(Beginning of RECORDS TO PROCESS)

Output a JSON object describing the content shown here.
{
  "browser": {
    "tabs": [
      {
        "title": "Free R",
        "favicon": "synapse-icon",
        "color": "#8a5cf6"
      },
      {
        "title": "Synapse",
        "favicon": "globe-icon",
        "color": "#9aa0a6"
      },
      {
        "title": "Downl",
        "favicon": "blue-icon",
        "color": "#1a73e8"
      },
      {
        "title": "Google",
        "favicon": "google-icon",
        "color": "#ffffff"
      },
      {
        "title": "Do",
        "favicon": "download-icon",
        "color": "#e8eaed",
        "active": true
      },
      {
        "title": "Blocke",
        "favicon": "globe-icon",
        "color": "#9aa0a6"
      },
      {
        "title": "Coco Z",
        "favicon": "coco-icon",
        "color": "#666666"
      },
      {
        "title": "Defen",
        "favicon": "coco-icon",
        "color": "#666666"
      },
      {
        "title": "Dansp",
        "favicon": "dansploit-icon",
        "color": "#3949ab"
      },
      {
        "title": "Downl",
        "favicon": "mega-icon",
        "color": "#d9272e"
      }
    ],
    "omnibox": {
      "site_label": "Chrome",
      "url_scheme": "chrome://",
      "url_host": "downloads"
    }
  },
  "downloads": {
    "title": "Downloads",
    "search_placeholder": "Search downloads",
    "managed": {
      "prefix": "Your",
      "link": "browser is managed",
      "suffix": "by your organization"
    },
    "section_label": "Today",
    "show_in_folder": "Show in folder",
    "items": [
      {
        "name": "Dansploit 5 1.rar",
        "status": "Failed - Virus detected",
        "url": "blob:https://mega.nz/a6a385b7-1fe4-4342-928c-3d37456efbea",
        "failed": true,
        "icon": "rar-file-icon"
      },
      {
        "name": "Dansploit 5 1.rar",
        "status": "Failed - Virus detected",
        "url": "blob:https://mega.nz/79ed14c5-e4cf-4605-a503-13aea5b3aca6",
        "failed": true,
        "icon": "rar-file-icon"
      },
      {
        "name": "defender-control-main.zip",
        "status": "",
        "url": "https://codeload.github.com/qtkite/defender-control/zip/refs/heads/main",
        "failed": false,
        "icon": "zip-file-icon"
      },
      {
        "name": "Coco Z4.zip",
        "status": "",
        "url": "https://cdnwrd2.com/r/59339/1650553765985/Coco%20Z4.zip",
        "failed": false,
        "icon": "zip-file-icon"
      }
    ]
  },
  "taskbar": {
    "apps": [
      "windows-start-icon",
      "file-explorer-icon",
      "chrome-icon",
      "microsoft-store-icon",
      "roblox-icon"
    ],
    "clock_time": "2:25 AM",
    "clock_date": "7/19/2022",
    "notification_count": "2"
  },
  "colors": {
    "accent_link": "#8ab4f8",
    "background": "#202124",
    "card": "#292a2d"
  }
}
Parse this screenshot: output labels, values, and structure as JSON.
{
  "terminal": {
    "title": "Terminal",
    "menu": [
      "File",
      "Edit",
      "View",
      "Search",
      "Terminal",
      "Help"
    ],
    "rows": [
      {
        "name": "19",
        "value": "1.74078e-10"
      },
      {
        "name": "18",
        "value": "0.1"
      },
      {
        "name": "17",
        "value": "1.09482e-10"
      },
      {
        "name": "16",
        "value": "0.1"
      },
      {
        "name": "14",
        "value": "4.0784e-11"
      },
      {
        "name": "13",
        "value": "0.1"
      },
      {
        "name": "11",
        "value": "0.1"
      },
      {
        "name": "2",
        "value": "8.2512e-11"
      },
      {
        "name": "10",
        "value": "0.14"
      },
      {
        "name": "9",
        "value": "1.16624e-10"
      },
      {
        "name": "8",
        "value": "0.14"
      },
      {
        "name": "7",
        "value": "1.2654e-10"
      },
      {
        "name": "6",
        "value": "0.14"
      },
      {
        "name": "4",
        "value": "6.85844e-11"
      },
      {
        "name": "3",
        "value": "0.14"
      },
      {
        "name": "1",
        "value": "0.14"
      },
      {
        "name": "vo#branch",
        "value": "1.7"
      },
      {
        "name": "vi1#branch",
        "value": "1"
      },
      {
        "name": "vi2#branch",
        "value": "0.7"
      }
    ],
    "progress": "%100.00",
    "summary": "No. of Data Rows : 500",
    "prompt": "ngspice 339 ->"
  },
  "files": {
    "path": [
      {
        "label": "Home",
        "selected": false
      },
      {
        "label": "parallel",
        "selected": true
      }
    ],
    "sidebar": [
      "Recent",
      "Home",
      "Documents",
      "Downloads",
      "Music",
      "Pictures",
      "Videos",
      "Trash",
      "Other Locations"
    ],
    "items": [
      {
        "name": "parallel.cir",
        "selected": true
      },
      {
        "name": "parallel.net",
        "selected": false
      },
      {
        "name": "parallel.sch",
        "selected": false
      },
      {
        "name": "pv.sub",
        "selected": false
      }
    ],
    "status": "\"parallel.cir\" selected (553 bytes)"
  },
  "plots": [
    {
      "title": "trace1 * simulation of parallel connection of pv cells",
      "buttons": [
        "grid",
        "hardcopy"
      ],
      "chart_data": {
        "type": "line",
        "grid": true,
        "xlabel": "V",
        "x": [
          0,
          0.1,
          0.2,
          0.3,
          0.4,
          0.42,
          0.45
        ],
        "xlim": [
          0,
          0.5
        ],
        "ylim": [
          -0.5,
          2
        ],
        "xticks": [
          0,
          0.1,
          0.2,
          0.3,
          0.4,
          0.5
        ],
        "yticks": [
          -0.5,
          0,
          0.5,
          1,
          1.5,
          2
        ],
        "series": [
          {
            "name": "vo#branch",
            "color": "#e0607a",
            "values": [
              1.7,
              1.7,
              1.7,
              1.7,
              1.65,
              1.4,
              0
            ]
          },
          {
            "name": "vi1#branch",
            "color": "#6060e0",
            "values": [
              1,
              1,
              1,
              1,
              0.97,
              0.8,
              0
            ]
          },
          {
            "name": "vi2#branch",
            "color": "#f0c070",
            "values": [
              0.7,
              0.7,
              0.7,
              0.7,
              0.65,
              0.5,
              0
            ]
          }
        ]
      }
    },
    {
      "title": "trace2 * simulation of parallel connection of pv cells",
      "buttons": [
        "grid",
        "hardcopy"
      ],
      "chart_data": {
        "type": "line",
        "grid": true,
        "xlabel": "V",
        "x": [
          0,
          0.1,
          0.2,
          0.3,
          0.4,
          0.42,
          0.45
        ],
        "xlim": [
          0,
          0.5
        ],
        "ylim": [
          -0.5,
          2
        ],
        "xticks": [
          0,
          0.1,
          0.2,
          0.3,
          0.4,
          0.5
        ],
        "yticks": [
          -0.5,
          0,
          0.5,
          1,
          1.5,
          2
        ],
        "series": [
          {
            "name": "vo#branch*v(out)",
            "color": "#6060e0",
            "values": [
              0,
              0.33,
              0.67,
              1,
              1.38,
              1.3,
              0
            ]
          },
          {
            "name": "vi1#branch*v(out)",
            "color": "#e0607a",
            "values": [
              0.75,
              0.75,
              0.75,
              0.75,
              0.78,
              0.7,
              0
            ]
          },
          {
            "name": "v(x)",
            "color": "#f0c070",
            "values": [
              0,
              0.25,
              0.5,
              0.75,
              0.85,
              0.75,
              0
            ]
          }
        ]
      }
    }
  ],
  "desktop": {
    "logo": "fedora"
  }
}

(End of RECORDS TO PROCESS)

WHAT YOU HAVE TO DO:
For the records above, state the number of lines that include the string "simulation" and add nothing.

RESULT FOR THIS EXERCISE:
2